Rewrite the lines beginning at the one that has "tab-command-builder[interactable]: Command Builder" and stopping after the one that has "disclosure-triangle-icon[interactable] [21,170,28,180]", with "subsystem" replaced by "module" and everything else left unchanged.

------------------------------------------------------------

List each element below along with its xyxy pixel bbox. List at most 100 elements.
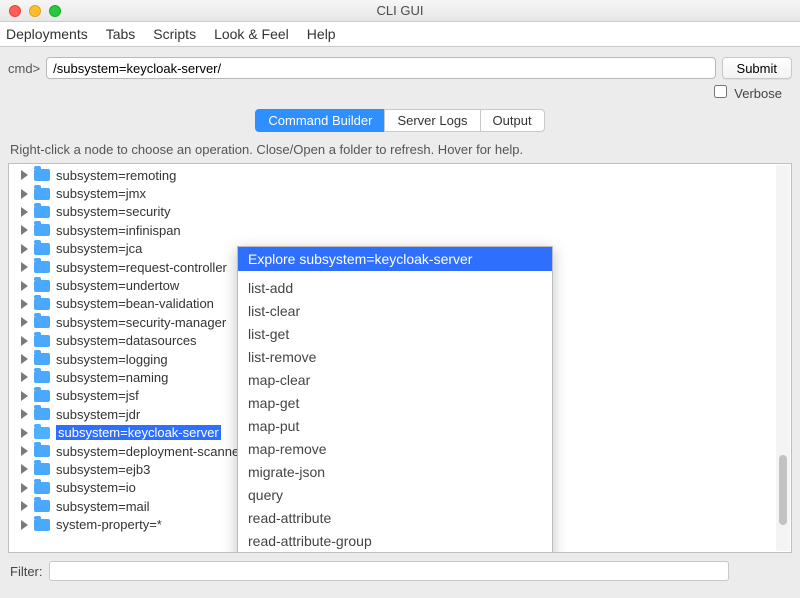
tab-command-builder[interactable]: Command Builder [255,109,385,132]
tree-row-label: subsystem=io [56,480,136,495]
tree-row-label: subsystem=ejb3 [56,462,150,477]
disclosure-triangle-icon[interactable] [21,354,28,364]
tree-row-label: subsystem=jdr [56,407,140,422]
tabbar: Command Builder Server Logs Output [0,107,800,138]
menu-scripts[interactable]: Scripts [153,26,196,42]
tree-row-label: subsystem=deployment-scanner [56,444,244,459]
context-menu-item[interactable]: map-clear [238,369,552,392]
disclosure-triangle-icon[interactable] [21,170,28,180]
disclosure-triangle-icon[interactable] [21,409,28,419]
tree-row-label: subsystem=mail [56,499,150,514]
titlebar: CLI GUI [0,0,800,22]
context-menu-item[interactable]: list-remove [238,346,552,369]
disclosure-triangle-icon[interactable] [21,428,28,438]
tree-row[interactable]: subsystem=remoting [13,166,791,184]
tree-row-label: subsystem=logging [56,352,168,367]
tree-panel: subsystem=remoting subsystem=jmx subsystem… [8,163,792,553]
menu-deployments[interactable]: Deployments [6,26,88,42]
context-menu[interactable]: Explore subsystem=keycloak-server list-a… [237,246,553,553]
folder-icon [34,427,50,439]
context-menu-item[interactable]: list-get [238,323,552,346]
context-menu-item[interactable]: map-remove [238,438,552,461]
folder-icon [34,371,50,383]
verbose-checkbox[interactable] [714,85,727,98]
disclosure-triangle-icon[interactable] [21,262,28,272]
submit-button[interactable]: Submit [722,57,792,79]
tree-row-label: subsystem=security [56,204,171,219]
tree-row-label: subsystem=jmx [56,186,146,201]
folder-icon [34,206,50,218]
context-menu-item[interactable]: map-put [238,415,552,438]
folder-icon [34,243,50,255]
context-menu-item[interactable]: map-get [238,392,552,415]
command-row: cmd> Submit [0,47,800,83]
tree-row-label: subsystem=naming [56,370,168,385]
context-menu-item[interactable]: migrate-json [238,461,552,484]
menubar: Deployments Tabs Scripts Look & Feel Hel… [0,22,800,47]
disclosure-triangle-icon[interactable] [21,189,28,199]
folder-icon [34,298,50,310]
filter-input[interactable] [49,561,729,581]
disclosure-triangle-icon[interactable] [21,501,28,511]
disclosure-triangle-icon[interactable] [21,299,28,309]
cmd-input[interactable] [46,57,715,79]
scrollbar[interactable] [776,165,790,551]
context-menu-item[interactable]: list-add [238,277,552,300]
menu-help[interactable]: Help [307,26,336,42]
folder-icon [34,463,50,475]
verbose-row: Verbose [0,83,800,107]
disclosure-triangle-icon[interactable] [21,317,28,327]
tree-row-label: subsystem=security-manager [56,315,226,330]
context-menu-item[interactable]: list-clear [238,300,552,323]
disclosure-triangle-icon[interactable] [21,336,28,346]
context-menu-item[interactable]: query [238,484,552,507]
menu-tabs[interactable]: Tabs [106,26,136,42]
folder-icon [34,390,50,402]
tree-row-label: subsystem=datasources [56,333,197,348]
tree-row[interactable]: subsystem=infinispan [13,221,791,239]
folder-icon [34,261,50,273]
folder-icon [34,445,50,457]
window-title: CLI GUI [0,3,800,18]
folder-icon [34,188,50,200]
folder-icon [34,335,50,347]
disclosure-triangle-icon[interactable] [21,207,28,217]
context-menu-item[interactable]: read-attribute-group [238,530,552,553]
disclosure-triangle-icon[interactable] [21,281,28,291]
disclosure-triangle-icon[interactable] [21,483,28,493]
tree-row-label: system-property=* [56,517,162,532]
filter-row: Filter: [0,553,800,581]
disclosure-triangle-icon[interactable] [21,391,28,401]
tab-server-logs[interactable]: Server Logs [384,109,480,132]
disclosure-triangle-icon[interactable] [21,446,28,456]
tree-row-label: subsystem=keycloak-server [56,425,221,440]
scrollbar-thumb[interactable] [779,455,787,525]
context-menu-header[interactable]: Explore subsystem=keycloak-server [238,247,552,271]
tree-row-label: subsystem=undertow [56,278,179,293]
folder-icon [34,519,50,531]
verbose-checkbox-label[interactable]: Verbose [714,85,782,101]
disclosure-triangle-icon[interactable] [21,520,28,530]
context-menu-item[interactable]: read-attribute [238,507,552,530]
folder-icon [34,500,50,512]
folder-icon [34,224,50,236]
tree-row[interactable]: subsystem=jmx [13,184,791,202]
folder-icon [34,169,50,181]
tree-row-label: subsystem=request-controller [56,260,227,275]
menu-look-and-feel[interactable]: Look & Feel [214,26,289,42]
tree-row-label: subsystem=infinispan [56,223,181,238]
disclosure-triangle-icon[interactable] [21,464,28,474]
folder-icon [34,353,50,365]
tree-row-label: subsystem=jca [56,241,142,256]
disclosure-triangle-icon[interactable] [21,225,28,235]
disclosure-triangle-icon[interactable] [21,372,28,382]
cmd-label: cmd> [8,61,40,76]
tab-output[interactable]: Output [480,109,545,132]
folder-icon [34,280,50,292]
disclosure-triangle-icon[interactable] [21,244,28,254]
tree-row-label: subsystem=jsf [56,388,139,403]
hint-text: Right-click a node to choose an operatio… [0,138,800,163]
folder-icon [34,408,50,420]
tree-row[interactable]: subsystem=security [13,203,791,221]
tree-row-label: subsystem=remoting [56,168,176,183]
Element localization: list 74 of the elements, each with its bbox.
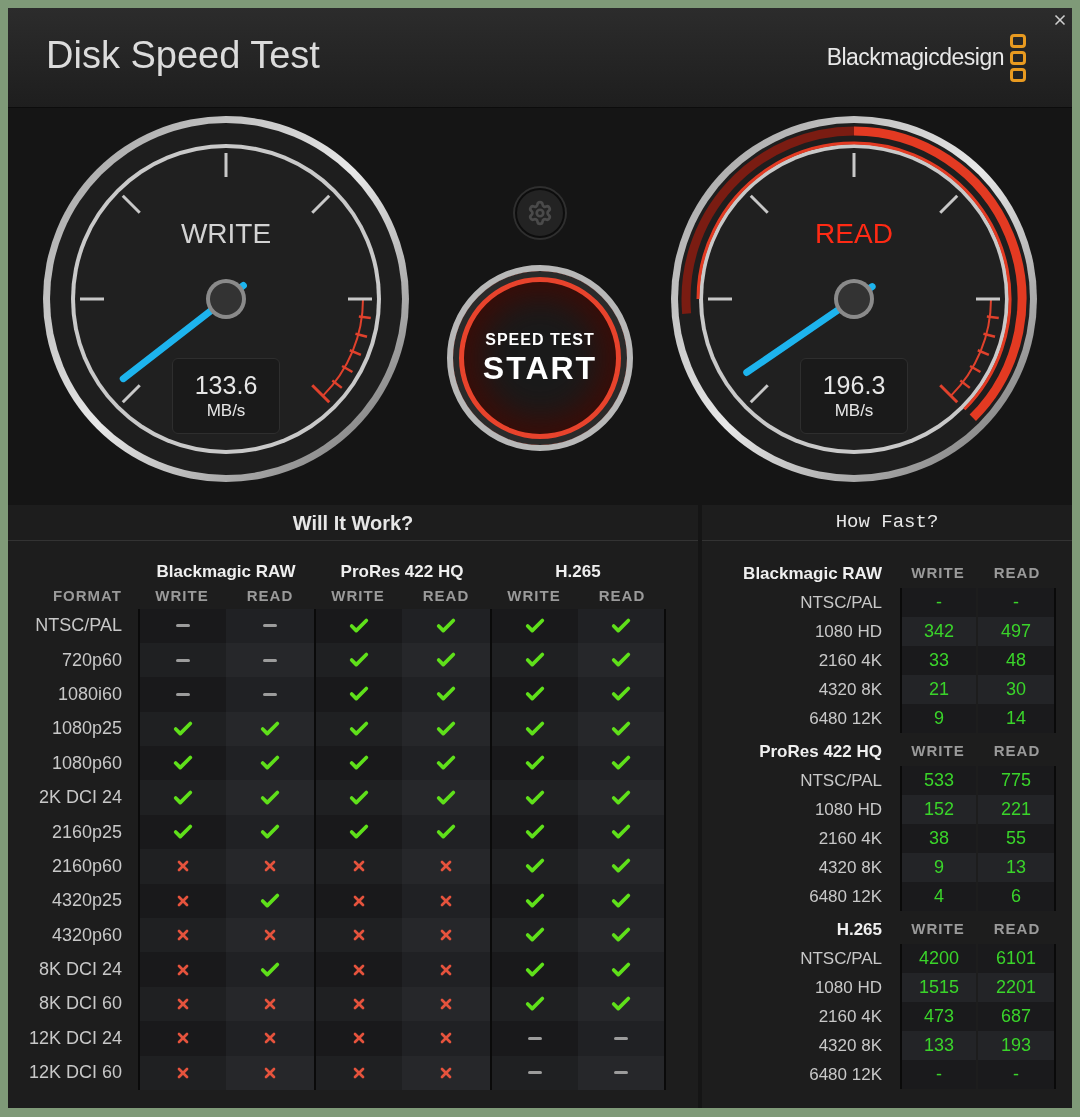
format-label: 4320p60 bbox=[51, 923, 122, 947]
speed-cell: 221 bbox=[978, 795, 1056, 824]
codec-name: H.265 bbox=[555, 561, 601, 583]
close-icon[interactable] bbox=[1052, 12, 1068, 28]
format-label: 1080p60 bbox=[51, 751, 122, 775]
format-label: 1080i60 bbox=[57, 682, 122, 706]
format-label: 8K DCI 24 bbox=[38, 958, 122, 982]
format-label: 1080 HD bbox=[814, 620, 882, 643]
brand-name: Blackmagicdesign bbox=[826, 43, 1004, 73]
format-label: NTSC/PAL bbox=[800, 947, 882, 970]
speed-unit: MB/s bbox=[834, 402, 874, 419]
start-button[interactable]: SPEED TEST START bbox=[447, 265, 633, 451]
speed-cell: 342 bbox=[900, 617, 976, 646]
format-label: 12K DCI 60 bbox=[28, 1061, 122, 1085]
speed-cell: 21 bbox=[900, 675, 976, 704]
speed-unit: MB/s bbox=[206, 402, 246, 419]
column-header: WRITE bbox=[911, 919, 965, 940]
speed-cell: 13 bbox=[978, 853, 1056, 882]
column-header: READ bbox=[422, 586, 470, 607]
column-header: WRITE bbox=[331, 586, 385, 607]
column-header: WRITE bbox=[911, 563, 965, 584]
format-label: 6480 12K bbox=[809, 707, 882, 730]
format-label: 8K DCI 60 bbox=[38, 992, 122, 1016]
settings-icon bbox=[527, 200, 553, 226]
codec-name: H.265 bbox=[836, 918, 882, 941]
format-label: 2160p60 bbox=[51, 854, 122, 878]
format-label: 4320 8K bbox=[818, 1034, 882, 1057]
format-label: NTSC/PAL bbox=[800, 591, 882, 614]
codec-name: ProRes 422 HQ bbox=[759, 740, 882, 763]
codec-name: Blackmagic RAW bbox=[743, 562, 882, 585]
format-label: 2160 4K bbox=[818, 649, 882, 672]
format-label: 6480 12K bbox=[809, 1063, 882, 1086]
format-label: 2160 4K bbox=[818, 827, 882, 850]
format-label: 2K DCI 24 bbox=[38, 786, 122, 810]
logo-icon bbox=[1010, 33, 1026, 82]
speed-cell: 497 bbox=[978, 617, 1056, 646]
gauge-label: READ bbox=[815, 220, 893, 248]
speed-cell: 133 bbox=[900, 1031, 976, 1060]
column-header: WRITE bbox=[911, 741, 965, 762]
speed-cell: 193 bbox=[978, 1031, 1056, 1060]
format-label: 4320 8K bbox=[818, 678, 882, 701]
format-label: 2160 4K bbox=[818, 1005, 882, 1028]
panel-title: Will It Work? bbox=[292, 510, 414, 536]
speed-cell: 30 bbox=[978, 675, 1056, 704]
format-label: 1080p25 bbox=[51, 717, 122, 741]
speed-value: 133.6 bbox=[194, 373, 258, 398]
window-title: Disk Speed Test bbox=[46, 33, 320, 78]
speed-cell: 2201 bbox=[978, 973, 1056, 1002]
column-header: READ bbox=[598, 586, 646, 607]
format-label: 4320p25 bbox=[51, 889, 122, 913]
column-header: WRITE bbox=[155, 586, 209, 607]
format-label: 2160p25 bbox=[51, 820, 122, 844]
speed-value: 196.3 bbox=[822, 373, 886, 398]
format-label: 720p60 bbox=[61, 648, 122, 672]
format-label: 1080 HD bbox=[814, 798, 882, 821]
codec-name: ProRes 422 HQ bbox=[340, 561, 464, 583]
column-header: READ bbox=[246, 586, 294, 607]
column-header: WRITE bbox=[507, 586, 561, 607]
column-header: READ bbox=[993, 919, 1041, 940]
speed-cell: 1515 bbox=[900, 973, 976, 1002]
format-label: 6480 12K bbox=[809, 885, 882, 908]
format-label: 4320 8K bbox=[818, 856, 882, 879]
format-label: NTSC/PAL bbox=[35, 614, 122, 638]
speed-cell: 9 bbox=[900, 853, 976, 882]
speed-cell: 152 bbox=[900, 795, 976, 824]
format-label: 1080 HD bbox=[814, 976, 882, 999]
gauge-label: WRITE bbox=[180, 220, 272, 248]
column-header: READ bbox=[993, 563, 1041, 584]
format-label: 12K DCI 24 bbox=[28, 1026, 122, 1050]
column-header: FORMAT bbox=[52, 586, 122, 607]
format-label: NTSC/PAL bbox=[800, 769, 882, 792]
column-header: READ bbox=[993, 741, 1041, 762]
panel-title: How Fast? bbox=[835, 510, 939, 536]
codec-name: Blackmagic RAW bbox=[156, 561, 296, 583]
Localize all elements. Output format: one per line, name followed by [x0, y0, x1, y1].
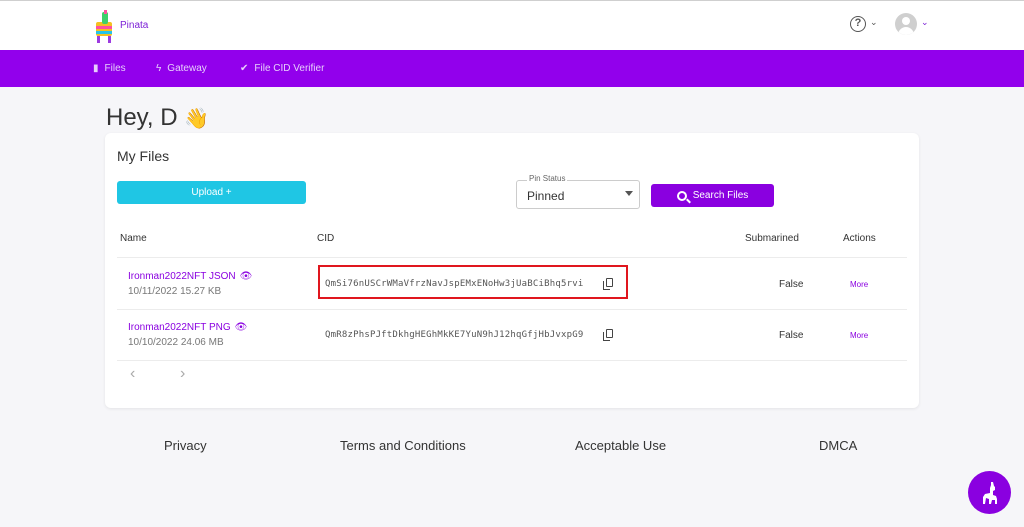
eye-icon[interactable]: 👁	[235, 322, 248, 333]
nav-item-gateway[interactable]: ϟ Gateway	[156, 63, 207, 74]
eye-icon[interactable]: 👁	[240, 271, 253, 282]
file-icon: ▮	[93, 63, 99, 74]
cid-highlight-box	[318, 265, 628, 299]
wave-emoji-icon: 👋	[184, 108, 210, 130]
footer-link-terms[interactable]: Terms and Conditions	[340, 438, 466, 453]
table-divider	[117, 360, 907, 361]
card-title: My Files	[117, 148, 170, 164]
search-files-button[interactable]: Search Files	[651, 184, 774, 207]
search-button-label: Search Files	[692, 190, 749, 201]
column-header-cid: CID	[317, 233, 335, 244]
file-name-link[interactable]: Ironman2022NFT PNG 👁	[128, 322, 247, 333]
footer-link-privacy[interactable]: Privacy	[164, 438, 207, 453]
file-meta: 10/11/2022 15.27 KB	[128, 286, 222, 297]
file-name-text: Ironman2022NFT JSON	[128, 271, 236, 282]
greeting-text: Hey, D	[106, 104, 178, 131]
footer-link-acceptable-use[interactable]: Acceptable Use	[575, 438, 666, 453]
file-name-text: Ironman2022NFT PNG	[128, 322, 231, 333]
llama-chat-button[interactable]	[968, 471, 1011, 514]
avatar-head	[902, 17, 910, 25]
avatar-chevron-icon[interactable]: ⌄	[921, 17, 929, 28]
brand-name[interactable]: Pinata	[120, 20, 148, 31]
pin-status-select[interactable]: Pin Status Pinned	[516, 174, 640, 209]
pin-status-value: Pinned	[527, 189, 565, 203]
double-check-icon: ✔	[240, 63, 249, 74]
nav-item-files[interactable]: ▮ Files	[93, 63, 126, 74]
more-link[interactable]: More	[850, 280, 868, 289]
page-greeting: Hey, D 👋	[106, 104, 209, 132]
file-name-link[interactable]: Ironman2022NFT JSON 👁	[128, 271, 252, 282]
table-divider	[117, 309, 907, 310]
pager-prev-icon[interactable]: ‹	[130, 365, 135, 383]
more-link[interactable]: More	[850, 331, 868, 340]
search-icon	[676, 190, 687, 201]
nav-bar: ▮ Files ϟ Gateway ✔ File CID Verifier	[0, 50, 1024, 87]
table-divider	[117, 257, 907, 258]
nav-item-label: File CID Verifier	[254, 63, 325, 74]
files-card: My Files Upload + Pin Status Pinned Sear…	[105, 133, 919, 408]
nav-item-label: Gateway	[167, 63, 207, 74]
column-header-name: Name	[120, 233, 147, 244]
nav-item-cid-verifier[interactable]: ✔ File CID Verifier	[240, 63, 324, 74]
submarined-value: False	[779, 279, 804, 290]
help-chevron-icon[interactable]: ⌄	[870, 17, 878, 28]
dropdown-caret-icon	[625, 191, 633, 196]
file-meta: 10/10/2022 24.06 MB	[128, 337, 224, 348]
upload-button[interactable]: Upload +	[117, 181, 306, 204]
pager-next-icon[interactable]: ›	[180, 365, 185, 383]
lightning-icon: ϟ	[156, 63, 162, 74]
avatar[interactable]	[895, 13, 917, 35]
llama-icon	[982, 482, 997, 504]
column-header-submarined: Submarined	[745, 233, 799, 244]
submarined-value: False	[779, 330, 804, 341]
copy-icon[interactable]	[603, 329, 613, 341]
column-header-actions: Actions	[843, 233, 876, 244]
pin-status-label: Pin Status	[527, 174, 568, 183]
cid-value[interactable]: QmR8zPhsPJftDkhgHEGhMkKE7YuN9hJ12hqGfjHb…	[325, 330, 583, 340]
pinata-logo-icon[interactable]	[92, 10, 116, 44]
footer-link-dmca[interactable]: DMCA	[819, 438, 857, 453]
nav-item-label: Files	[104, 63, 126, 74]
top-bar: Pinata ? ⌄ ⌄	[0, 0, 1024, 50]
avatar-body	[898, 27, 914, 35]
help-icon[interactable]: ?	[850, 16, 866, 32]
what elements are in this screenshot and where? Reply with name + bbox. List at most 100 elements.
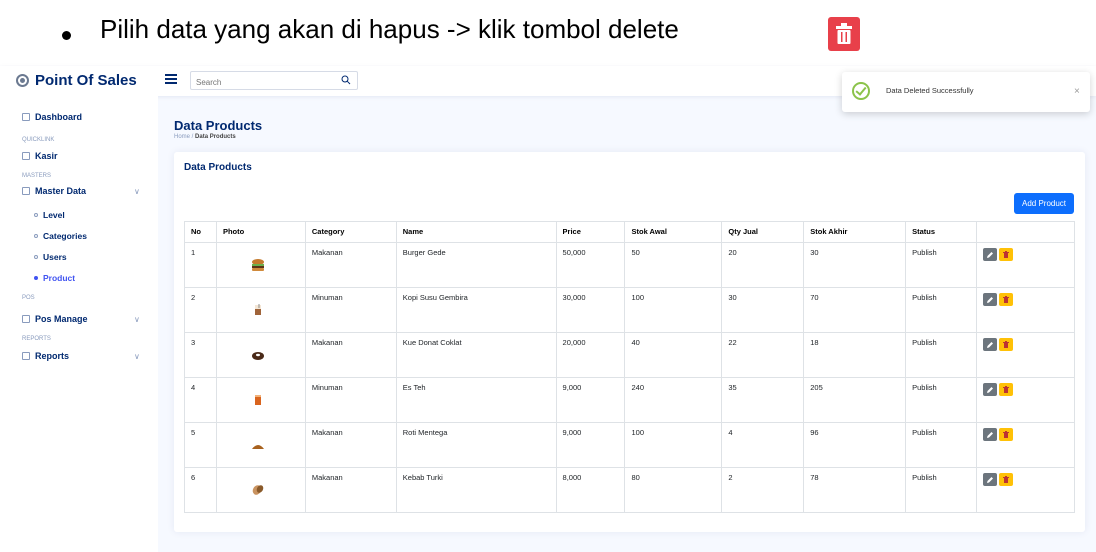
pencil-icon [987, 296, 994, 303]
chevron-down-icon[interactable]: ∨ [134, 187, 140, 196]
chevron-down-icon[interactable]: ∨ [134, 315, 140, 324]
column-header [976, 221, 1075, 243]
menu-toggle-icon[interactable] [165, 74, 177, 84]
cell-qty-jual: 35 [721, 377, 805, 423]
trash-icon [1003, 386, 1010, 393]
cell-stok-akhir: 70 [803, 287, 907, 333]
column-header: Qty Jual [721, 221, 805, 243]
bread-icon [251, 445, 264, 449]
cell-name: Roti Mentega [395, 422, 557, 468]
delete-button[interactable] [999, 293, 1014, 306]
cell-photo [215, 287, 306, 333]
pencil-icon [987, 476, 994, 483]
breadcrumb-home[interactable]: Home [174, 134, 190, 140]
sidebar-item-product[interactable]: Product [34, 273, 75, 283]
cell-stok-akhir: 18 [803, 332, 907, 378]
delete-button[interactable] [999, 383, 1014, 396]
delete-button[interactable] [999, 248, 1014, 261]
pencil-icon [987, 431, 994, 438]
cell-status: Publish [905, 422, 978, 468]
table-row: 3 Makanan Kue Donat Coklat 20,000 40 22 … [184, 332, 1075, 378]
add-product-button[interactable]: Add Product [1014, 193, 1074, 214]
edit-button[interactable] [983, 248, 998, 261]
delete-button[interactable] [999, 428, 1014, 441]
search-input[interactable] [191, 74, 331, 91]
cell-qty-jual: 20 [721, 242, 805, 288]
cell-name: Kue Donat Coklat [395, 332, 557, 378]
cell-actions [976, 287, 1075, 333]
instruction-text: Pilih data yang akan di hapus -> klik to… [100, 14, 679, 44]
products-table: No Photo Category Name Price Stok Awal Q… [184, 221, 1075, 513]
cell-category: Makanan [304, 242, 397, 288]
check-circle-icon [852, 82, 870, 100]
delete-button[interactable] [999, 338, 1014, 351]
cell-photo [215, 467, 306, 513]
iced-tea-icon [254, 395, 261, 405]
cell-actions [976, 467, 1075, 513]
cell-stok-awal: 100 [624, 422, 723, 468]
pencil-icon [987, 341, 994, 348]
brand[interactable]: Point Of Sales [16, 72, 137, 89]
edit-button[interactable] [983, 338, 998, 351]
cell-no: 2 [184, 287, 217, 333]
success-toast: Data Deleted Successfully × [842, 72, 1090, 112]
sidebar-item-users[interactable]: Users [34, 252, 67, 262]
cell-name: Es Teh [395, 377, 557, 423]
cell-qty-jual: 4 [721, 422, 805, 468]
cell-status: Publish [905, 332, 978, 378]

------------------------------------------------------------

-- SOLUTION TO THIS EXERCISE --
tab-command-builder[interactable]: Command Builder [255,109,385,132]
tree-row-label: module=io [56,480,136,495]
tree-row-label: module=ejb3 [56,462,150,477]
disclosure-triangle-icon[interactable] [21,354,28,364]
tree-row-label: module=jdr [56,407,140,422]
tabbar: Command Builder Server Logs Output [0,107,800,138]
menu-scripts[interactable]: Scripts [153,26,196,42]
tree-row-label: module=deployment-scanner [56,444,244,459]
context-menu-item[interactable]: map-clear [238,369,552,392]
disclosure-triangle-icon[interactable] [21,170,28,180]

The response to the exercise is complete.